### PROBLEM TO SOLVE
Produce an exact transcription of the listing below, omitting the pictures.

--- begin ---

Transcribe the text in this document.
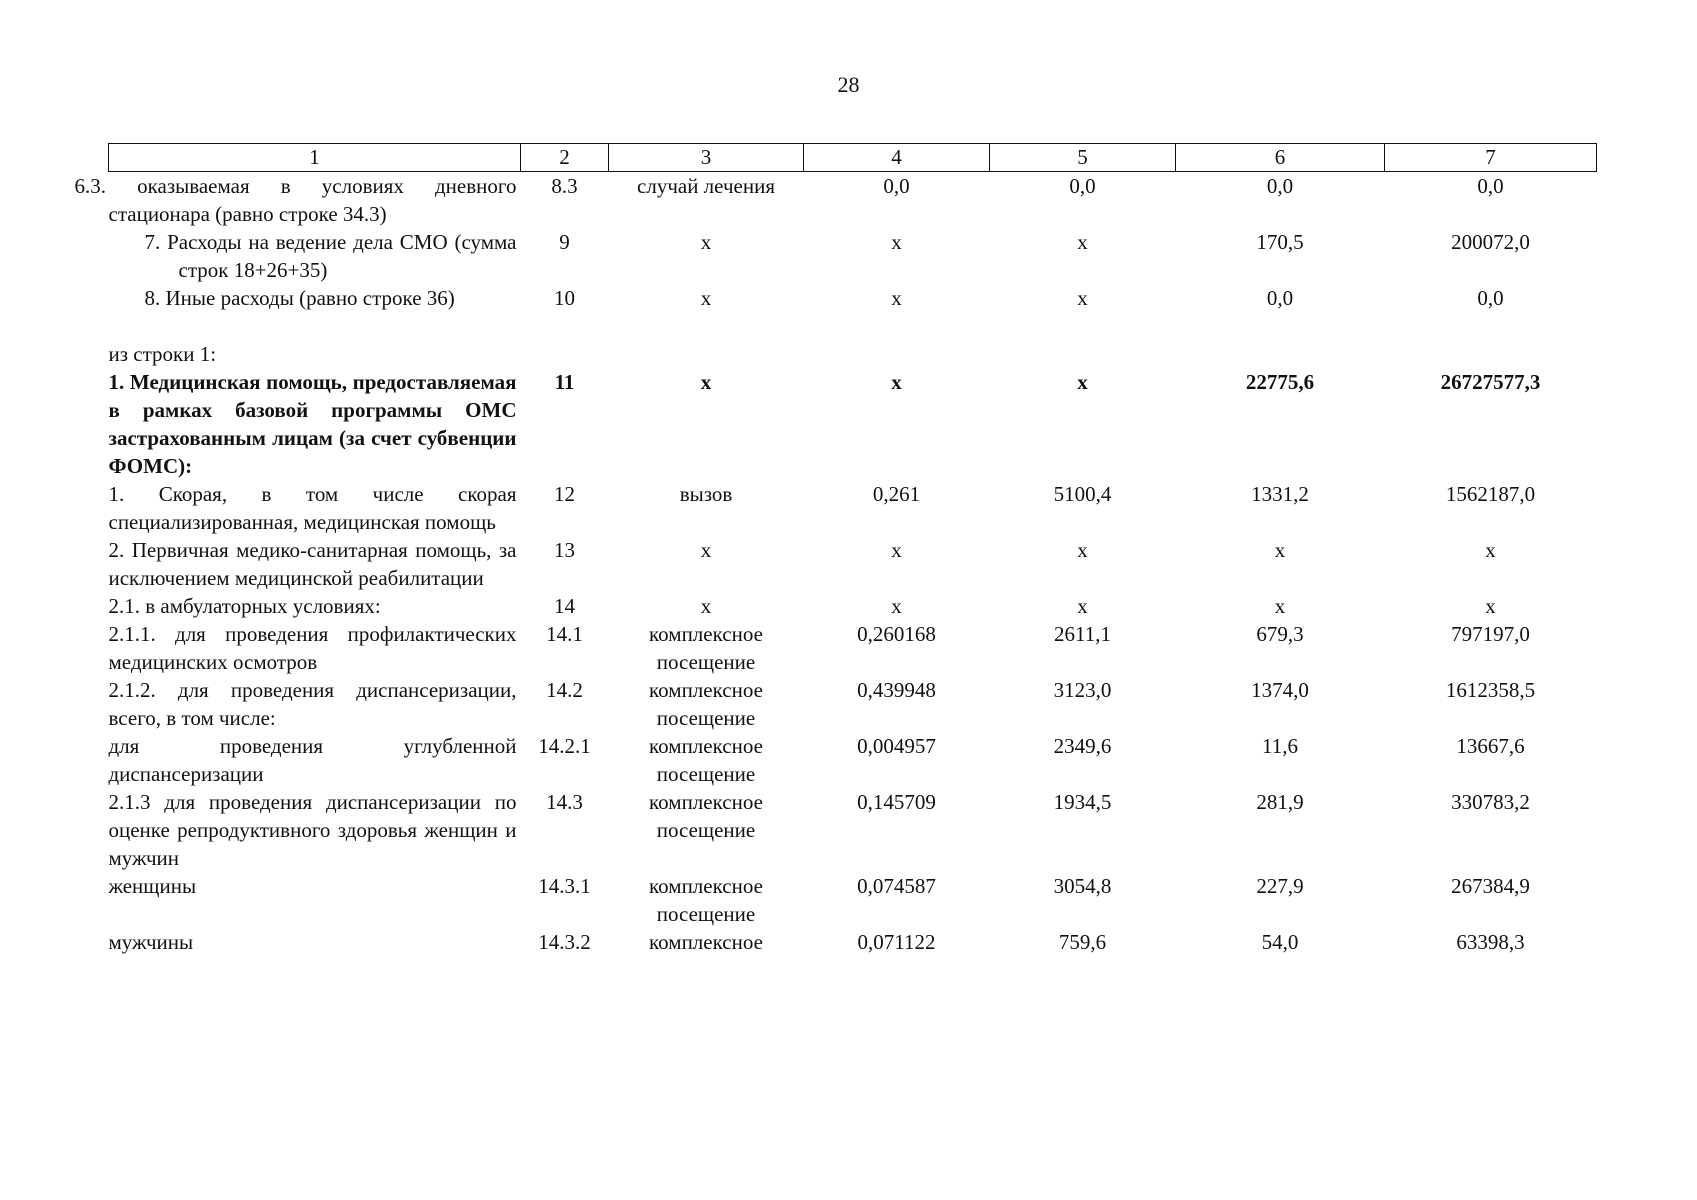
28
1	2	3	4	5	6	7
6.3. оказываемая в условиях дневного стационара (равно строке 34.3)	8.3	случай лечения	0,0	0,0	0,0	0,0
7. Расходы на ведение дела СМО (сумма строк 18+26+35)	9	х	х	х	170,5	200072,0
8. Иные расходы (равно строке 36)	10	х	х	х	0,0	0,0

из строки 1:						
1. Медицинская помощь, предоставляемая в рамках базовой программы ОМС застрахованным лицам (за счет субвенции ФОМС):	11	х	х	х	22775,6	26727577,3
1. Скорая, в том числе скорая специализированная, медицинская помощь	12	вызов	0,261	5100,4	1331,2	1562187,0
2. Первичная медико-санитарная помощь, за исключением медицинской реабилитации	13	х	х	х	х	х
2.1. в амбулаторных условиях:	14	х	х	х	х	х
2.1.1. для проведения профилактических медицинских осмотров	14.1	комплексное посещение	0,260168	2611,1	679,3	797197,0
2.1.2. для проведения диспансеризации, всего, в том числе:	14.2	комплексное посещение	0,439948	3123,0	1374,0	1612358,5
для проведения углубленной диспансеризации	14.2.1	комплексное посещение	0,004957	2349,6	11,6	13667,6
2.1.3 для проведения диспансеризации по оценке репродуктивного здоровья женщин и мужчин	14.3	комплексное посещение	0,145709	1934,5	281,9	330783,2
женщины	14.3.1	комплексное посещение	0,074587	3054,8	227,9	267384,9
мужчины	14.3.2	комплексное	0,071122	759,6	54,0	63398,3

--- end ---

### ANSWER TO THE EXERCISE
Transcribe the text in this document.
28
1	2	3	4	5	6	7
6.3. оказываемая в условиях дневного стационара (равно строке 34.3)	8.3	случай лечения	0,0	0,0	0,0	0,0
7. Расходы на ведение дела СМО (сумма строк 18+26+35)	9	х	х	х	170,5	200072,0
8. Иные расходы (равно строке 36)	10	х	х	х	0,0	0,0

из строки 1:						
1. Медицинская помощь, предоставляемая в рамках базовой программы ОМС застрахованным лицам (за счет субвенции ФОМС):	11	х	х	х	22775,6	26727577,3
1. Скорая, в том числе скорая специализированная, медицинская помощь	12	вызов	0,261	5100,4	1331,2	1562187,0
2. Первичная медико-санитарная помощь, за исключением медицинской реабилитации	13	х	х	х	х	х
2.1. в амбулаторных условиях:	14	х	х	х	х	х
2.1.1. для проведения профилактических медицинских осмотров	14.1	комплексное посещение	0,260168	2611,1	679,3	797197,0
2.1.2. для проведения диспансеризации, всего, в том числе:	14.2	комплексное посещение	0,439948	3123,0	1374,0	1612358,5
для проведения углубленной диспансеризации	14.2.1	комплексное посещение	0,004957	2349,6	11,6	13667,6
2.1.3 для проведения диспансеризации по оценке репродуктивного здоровья женщин и мужчин	14.3	комплексное посещение	0,145709	1934,5	281,9	330783,2
женщины	14.3.1	комплексное посещение	0,074587	3054,8	227,9	267384,9
мужчины	14.3.2	комплексное	0,071122	759,6	54,0	63398,3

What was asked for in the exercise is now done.